--- GOAL ---
Give the count of lines that include the string "structure". Add nothing to it.

--- SUPPLIED MATERIAL ---

------------------------------------------------------------

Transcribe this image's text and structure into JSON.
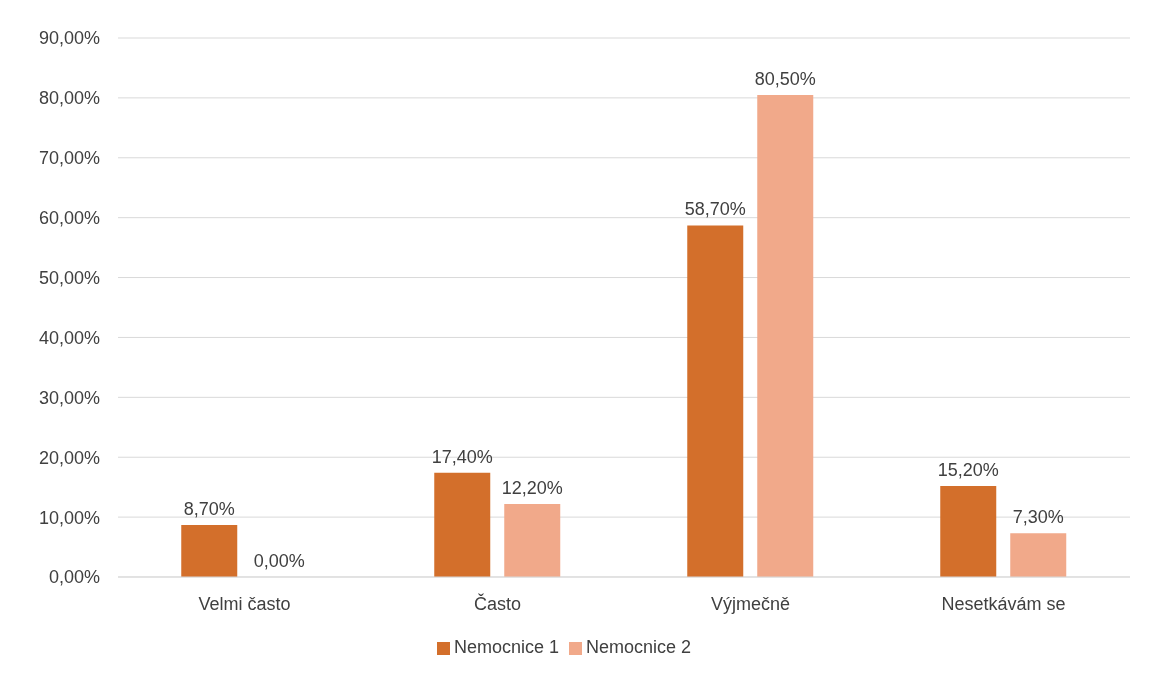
{
  "chart_data": {
    "type": "bar",
    "categories": [
      "Velmi často",
      "Často",
      "Výjmečně",
      "Nesetkávám se"
    ],
    "series": [
      {
        "name": "Nemocnice 1",
        "color": "#d36f2b",
        "values": [
          8.7,
          17.4,
          58.7,
          15.2
        ],
        "value_labels": [
          "8,70%",
          "17,40%",
          "58,70%",
          "15,20%"
        ]
      },
      {
        "name": "Nemocnice 2",
        "color": "#f1a98a",
        "values": [
          0,
          12.2,
          80.5,
          7.3
        ],
        "value_labels": [
          "0,00%",
          "12,20%",
          "80,50%",
          "7,30%"
        ]
      }
    ],
    "ylim": [
      0,
      90
    ],
    "yticks": [
      {
        "value": 0,
        "label": "0,00%"
      },
      {
        "value": 10,
        "label": "10,00%"
      },
      {
        "value": 20,
        "label": "20,00%"
      },
      {
        "value": 30,
        "label": "30,00%"
      },
      {
        "value": 40,
        "label": "40,00%"
      },
      {
        "value": 50,
        "label": "50,00%"
      },
      {
        "value": 60,
        "label": "60,00%"
      },
      {
        "value": 70,
        "label": "70,00%"
      },
      {
        "value": 80,
        "label": "80,00%"
      },
      {
        "value": 90,
        "label": "90,00%"
      }
    ],
    "grid": "y",
    "legend": "bottom"
  }
}
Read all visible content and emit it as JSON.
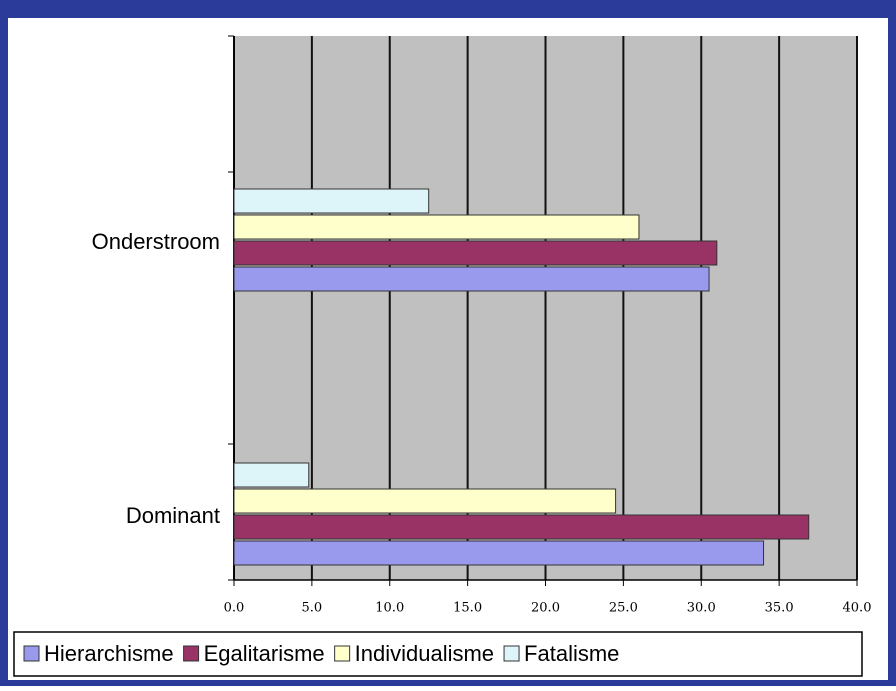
{
  "chart_data": {
    "type": "barh",
    "categories": [
      "Dominant",
      "Onderstroom"
    ],
    "series": [
      {
        "name": "Hierarchisme",
        "color": "#9999ee",
        "values": [
          34.0,
          30.5
        ]
      },
      {
        "name": "Egalitarisme",
        "color": "#993366",
        "values": [
          36.9,
          31.0
        ]
      },
      {
        "name": "Individualisme",
        "color": "#ffffcc",
        "values": [
          24.5,
          26.0
        ]
      },
      {
        "name": "Fatalisme",
        "color": "#ddf4f8",
        "values": [
          4.8,
          12.5
        ]
      }
    ],
    "xlim": [
      0,
      40
    ],
    "xticks": [
      {
        "value": 0,
        "label": "0.0"
      },
      {
        "value": 5,
        "label": "5.0"
      },
      {
        "value": 10,
        "label": "10.0"
      },
      {
        "value": 15,
        "label": "15.0"
      },
      {
        "value": 20,
        "label": "20.0"
      },
      {
        "value": 25,
        "label": "25.0"
      },
      {
        "value": 30,
        "label": "30.0"
      },
      {
        "value": 35,
        "label": "35.0"
      },
      {
        "value": 40,
        "label": "40.0"
      }
    ],
    "grid": true,
    "legend": "bottom"
  }
}
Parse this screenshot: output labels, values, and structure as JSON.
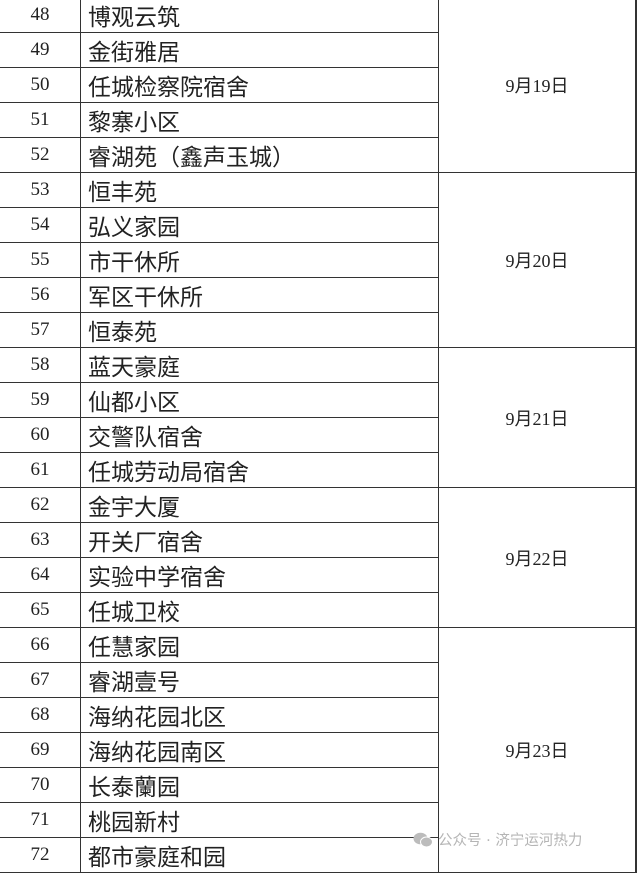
{
  "groups": [
    {
      "date": "9月19日",
      "rows": [
        [
          "48",
          "博观云筑"
        ],
        [
          "49",
          "金街雅居"
        ],
        [
          "50",
          "任城检察院宿舍"
        ],
        [
          "51",
          "黎寨小区"
        ],
        [
          "52",
          "睿湖苑（鑫声玉城）"
        ]
      ]
    },
    {
      "date": "9月20日",
      "rows": [
        [
          "53",
          "恒丰苑"
        ],
        [
          "54",
          "弘义家园"
        ],
        [
          "55",
          "市干休所"
        ],
        [
          "56",
          "军区干休所"
        ],
        [
          "57",
          "恒泰苑"
        ]
      ]
    },
    {
      "date": "9月21日",
      "rows": [
        [
          "58",
          "蓝天豪庭"
        ],
        [
          "59",
          "仙都小区"
        ],
        [
          "60",
          "交警队宿舍"
        ],
        [
          "61",
          "任城劳动局宿舍"
        ]
      ]
    },
    {
      "date": "9月22日",
      "rows": [
        [
          "62",
          "金宇大厦"
        ],
        [
          "63",
          "开关厂宿舍"
        ],
        [
          "64",
          "实验中学宿舍"
        ],
        [
          "65",
          "任城卫校"
        ]
      ]
    },
    {
      "date": "9月23日",
      "rows": [
        [
          "66",
          "任慧家园"
        ],
        [
          "67",
          "睿湖壹号"
        ],
        [
          "68",
          "海纳花园北区"
        ],
        [
          "69",
          "海纳花园南区"
        ],
        [
          "70",
          "长泰蘭园"
        ],
        [
          "71",
          "桃园新村"
        ],
        [
          "72",
          "都市豪庭和园"
        ]
      ]
    }
  ],
  "watermark": {
    "icon": "wechat-icon",
    "text": "公众号 · 济宁运河热力"
  }
}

------------------------------------------------------------

--- FINAL RESULT ---
2